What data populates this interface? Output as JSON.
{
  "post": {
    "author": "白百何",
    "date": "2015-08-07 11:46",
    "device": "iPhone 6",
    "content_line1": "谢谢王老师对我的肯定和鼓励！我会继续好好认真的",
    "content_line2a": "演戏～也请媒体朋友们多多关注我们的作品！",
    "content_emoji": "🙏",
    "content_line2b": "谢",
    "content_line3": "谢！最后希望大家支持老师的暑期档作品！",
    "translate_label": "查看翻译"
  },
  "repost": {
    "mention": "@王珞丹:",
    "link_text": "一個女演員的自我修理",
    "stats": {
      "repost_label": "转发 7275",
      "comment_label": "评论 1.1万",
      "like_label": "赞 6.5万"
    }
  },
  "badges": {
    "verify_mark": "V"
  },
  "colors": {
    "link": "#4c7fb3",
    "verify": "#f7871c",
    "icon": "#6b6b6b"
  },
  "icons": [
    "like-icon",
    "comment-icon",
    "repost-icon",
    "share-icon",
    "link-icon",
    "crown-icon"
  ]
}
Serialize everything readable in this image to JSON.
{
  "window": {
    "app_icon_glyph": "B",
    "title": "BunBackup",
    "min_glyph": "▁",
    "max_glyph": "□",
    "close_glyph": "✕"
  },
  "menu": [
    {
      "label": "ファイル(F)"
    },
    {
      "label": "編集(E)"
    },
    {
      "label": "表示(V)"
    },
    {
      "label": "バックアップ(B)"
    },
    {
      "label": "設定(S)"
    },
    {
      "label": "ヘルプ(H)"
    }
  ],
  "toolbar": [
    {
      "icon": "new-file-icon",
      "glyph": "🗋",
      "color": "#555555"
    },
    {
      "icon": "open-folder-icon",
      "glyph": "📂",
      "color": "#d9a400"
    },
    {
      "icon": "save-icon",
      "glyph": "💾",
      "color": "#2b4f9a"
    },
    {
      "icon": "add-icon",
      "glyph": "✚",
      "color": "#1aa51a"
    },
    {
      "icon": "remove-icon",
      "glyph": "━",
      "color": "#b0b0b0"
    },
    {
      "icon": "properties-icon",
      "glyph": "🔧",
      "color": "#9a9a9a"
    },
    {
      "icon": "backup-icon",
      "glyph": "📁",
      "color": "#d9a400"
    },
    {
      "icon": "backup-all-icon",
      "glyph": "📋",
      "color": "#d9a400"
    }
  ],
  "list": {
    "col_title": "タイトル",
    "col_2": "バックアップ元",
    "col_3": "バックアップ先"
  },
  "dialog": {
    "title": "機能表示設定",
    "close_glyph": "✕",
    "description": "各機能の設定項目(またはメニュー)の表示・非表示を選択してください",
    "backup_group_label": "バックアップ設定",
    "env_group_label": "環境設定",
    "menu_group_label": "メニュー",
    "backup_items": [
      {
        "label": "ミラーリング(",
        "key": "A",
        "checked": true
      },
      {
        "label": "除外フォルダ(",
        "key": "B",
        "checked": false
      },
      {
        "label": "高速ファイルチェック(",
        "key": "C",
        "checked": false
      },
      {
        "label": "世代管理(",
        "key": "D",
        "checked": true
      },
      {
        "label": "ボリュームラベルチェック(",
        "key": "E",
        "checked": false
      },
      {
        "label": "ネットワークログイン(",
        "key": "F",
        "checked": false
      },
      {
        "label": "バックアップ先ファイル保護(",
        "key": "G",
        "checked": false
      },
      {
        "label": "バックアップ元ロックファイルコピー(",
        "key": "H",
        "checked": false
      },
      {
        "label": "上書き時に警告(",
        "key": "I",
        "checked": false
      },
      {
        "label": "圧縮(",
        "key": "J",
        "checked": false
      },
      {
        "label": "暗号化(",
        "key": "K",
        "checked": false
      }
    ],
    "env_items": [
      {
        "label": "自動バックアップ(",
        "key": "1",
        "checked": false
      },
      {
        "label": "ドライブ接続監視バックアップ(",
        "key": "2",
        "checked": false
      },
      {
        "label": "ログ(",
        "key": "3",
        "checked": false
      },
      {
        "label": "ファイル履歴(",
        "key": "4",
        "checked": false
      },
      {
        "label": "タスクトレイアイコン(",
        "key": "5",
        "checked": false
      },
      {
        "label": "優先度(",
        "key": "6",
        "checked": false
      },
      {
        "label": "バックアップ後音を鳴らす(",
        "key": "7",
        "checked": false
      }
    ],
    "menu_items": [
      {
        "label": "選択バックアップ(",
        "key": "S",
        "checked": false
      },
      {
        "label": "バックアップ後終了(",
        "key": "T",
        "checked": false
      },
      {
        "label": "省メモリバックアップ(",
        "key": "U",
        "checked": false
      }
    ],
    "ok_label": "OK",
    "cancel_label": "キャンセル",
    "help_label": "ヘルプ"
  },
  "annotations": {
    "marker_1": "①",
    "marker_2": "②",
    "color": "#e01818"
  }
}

=======

# TO BE DONE
Lines containing the word "this" are to be counted in the listing; state their number alone.

# WRITTEN SOLUTION
2